» **What the exercise asks**
Look over the entries that follow and work out how many lines contain "общего". State the number only.

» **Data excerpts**
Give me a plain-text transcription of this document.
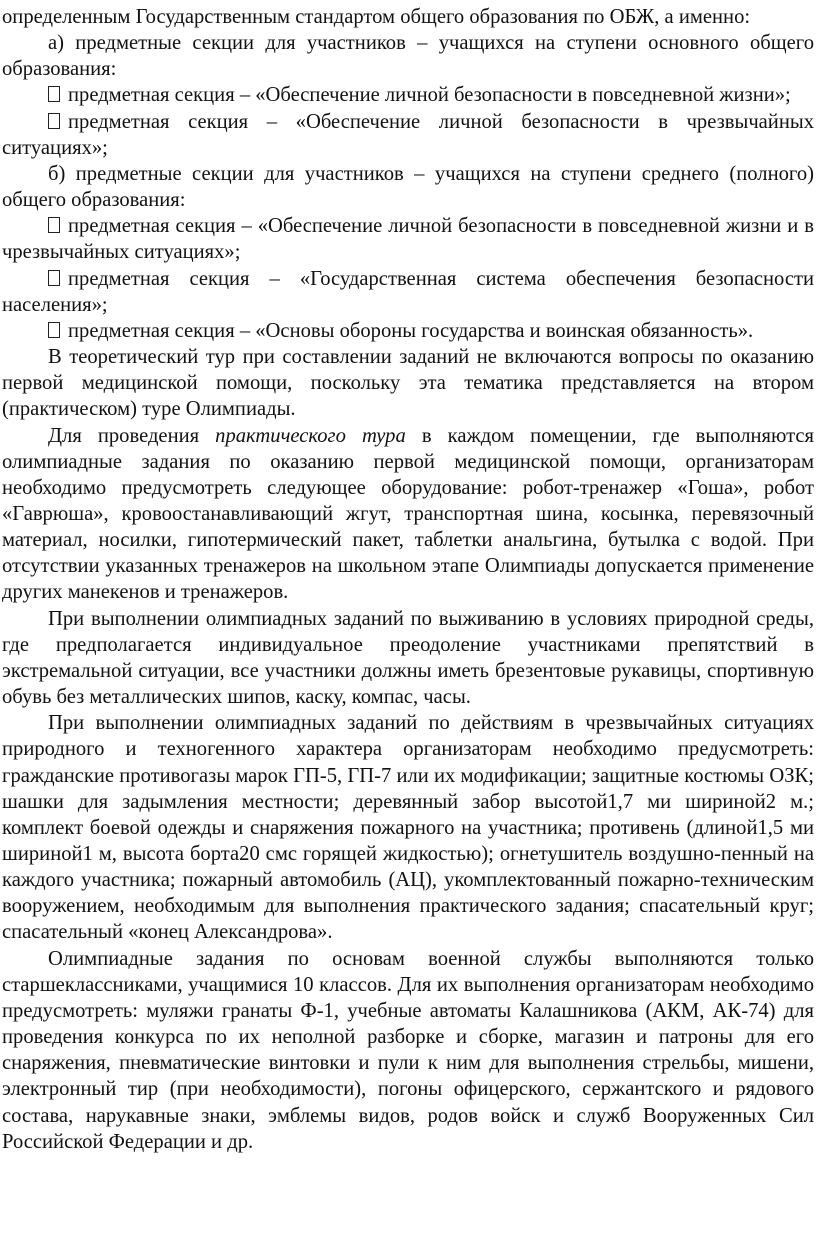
определенным Государственным стандартом общего образования по ОБЖ, а именно:

а) предметные секции для участников – учащихся на ступени основного общего образования:

предметная секция – «Обеспечение личной безопасности в повседневной жизни»;

предметная секция – «Обеспечение личной безопасности в чрезвычайных ситуациях»;

б) предметные секции для участников – учащихся на ступени среднего (полного) общего образования:

предметная секция – «Обеспечение личной безопасности в повседневной жизни и в чрезвычайных ситуациях»;

предметная секция – «Государственная система обеспечения безопасности населения»;

предметная секция – «Основы обороны государства и воинская обязанность».

В теоретический тур при составлении заданий не включаются вопросы по оказанию первой медицинской помощи, поскольку эта тематика представляется на втором (практическом) туре Олимпиады.

Для проведения практического тура в каждом помещении, где выполняются олимпиадные задания по оказанию первой медицинской помощи, организаторам необходимо предусмотреть следующее оборудование: робот-тренажер «Гоша», робот «Гаврюша», кровоостанавливающий жгут, транспортная шина, косынка, перевязочный материал, носилки, гипотермический пакет, таблетки анальгина, бутылка с водой. При отсутствии указанных тренажеров на школьном этапе Олимпиады допускается применение других манекенов и тренажеров.

При выполнении олимпиадных заданий по выживанию в условиях природной среды, где предполагается индивидуальное преодоление участниками препятствий в экстремальной ситуации, все участники должны иметь брезентовые рукавицы, спортивную обувь без металлических шипов, каску, компас, часы.

При выполнении олимпиадных заданий по действиям в чрезвычайных ситуациях природного и техногенного характера организаторам необходимо предусмотреть: гражданские противогазы марок ГП-5, ГП-7 или их модификации; защитные костюмы ОЗК; шашки для задымления местности; деревянный забор высотой1,7 ми шириной2 м.; комплект боевой одежды и снаряжения пожарного на участника; противень (длиной1,5 ми шириной1 м, высота борта20 смс горящей жидкостью); огнетушитель воздушно-пенный на каждого участника; пожарный автомобиль (АЦ), укомплектованный пожарно-техническим вооружением, необходимым для выполнения практического задания; спасательный круг; спасательный «конец Александрова».

Олимпиадные задания по основам военной службы выполняются только старшеклассниками, учащимися 10 классов. Для их выполнения организаторам необходимо предусмотреть: муляжи гранаты Ф-1, учебные автоматы Калашникова (АКМ, АК-74) для проведения конкурса по их неполной разборке и сборке, магазин и патроны для его снаряжения, пневматические винтовки и пули к ним для выполнения стрельбы, мишени, электронный тир (при необходимости), погоны офицерского, сержантского и рядового состава, нарукавные знаки, эмблемы видов, родов войск и служб Вооруженных Сил Российской Федерации и др.
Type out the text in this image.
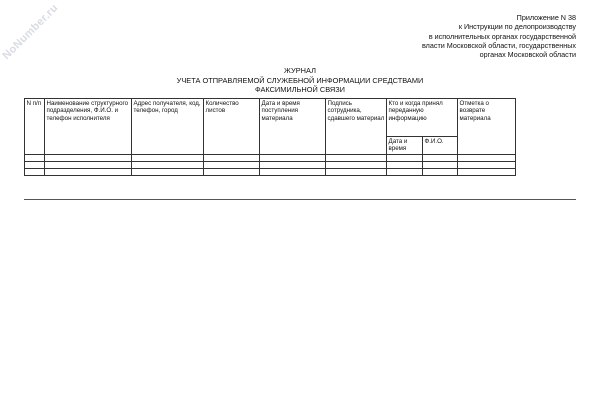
NoNumber.ru	Приложение N 38
к Инструкции по делопроизводству
в исполнительных органах государственной
власти Московской области, государственных
органах Московской области
ЖУРНАЛ
УЧЕТА ОТПРАВЛЯЕМОЙ СЛУЖЕБНОЙ ИНФОРМАЦИИ СРЕДСТВАМИ
ФАКСИМИЛЬНОЙ СВЯЗИ
N п/п	Наименование структурного подразделения, Ф.И.О. и телефон исполнителя	Адрес получателя, код, телефон, город	Количество листов	Дата и время поступления материала	Подпись сотрудника, сдавшего материал	Кто и когда принял переданную информацию		Отметка о возврате материала
						Дата и время	Ф.И.О.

» **Task answer**
3